[Rows from a figure dataset]
----
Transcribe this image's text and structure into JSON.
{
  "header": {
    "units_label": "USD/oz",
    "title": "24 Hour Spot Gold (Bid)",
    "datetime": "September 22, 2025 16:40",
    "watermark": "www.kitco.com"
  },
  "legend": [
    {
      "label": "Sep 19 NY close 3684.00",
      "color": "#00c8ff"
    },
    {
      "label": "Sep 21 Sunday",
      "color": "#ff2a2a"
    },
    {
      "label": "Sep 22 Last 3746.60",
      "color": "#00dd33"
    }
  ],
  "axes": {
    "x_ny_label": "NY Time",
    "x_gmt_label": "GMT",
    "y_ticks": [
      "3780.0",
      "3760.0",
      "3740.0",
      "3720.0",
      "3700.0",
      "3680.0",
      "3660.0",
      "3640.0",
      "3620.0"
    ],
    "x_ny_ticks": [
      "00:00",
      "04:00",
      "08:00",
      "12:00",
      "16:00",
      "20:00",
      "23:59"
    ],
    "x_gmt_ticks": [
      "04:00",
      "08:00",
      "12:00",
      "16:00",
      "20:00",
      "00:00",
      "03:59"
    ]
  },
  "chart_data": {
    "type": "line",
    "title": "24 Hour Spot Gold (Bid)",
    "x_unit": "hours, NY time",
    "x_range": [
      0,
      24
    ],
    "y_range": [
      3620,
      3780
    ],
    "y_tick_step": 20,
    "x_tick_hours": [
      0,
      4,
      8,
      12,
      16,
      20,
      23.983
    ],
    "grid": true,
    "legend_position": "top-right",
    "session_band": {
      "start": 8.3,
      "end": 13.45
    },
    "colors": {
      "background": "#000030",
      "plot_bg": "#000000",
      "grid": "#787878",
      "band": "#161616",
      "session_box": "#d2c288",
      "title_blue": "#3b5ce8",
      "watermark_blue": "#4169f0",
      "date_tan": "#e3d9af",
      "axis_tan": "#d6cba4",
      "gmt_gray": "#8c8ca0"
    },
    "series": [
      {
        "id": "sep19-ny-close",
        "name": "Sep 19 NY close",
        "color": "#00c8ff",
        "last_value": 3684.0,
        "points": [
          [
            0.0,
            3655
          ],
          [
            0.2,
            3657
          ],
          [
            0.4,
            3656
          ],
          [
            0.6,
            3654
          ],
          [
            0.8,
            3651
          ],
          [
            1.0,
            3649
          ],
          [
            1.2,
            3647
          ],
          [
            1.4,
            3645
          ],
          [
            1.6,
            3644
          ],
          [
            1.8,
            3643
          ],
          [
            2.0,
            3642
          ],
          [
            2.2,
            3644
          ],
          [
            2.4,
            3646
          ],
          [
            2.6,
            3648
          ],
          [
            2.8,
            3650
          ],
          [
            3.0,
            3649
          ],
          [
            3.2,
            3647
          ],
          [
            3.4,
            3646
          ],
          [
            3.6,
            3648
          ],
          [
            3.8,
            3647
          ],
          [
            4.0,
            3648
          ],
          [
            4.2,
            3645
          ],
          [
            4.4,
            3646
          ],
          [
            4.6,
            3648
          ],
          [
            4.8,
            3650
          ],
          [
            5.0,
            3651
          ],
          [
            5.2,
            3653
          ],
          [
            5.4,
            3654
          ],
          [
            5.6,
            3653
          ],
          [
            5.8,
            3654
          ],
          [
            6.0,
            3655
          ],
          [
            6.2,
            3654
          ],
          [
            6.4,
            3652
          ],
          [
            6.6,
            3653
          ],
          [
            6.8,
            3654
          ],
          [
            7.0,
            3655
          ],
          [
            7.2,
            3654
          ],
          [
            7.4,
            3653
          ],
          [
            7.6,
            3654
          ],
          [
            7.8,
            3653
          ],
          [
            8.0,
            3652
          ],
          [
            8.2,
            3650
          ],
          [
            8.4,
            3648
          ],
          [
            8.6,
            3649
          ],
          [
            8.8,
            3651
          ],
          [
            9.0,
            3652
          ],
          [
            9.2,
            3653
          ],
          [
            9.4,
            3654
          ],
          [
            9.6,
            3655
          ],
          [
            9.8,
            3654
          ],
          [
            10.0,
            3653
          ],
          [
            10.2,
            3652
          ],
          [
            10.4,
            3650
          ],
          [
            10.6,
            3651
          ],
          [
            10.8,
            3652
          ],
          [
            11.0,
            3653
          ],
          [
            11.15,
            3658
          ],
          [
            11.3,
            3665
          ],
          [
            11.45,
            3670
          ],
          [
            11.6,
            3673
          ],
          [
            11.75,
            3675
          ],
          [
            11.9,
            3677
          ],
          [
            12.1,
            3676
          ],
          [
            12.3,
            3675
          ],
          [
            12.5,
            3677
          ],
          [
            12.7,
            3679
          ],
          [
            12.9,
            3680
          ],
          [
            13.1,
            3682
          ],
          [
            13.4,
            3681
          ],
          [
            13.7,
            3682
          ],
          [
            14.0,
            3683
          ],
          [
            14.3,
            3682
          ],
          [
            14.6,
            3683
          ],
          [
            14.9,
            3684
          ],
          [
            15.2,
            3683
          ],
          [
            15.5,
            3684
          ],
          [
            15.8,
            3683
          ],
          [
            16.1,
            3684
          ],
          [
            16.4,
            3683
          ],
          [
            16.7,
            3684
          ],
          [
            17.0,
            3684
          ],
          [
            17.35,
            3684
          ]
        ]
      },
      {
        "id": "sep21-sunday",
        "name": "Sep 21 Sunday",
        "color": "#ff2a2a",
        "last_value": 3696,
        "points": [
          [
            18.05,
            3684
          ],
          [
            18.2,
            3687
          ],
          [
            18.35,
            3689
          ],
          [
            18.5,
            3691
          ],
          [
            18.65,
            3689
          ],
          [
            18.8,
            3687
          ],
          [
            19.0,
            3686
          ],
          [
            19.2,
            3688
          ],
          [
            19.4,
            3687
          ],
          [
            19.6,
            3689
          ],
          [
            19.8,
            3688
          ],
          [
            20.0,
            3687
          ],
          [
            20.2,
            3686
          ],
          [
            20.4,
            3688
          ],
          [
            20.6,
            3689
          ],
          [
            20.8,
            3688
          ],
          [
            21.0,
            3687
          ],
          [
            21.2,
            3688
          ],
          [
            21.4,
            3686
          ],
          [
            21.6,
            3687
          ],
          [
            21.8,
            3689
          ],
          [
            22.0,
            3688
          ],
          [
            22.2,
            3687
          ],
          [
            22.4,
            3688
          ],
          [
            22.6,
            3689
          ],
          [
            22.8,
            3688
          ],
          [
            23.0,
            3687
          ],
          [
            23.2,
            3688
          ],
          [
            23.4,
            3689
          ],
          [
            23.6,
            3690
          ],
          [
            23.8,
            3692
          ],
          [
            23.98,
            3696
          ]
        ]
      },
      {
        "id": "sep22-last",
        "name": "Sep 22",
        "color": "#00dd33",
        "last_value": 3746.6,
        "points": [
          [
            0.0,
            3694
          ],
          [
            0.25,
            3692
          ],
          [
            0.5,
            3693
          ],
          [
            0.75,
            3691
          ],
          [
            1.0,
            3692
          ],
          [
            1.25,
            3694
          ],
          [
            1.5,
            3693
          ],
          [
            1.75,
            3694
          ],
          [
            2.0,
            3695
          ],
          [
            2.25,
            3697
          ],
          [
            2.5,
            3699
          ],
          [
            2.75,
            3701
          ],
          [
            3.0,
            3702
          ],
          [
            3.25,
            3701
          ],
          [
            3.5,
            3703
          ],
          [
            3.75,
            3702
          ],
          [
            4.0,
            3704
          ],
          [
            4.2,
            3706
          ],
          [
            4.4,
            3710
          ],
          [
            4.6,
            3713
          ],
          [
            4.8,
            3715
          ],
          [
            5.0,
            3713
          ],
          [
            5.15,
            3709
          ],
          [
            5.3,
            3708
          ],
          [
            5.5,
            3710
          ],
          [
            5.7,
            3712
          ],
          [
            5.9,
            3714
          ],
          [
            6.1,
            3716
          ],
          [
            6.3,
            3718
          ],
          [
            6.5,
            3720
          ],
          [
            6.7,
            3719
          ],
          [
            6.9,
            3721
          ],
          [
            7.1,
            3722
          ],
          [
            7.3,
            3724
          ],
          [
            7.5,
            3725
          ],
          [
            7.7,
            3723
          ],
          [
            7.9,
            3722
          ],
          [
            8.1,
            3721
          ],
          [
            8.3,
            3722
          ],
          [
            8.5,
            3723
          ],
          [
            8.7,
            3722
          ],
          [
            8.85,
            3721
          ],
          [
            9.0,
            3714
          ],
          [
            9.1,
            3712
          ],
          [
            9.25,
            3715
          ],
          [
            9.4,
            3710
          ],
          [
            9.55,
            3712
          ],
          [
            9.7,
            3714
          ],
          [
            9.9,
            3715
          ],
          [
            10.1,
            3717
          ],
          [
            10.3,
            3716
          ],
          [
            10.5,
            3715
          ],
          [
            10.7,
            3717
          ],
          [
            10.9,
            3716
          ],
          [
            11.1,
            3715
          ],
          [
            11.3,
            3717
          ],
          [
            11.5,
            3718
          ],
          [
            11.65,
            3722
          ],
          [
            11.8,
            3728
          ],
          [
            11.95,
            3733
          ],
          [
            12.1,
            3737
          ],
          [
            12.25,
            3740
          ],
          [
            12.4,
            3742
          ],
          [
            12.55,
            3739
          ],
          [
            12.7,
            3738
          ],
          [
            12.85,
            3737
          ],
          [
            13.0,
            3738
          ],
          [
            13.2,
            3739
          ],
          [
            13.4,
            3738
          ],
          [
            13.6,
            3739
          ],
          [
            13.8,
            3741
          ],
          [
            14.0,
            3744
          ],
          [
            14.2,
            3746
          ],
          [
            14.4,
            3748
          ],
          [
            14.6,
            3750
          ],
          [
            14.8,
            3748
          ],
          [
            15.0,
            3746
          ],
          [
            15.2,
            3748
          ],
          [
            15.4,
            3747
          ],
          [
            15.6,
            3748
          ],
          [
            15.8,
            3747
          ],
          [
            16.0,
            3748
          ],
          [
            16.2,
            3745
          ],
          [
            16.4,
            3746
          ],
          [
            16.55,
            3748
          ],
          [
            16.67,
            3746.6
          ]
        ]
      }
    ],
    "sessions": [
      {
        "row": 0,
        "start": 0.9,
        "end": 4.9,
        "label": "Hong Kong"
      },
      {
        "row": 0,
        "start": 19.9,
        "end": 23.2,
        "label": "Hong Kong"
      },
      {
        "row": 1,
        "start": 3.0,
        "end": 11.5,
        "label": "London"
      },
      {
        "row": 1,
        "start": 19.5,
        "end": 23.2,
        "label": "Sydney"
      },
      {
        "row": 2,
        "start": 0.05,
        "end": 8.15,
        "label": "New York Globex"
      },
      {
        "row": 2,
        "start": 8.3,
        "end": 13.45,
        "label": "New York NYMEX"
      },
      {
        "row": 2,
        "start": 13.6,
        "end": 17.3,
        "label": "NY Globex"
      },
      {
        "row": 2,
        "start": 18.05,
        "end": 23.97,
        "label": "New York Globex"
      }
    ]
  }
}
----
| Task objective |
Copy out the lines in which the string "name" appears.

| In response |
        "name": "Sep 19 NY close",
        "name": "Sep 21 Sunday",
        "name": "Sep 22",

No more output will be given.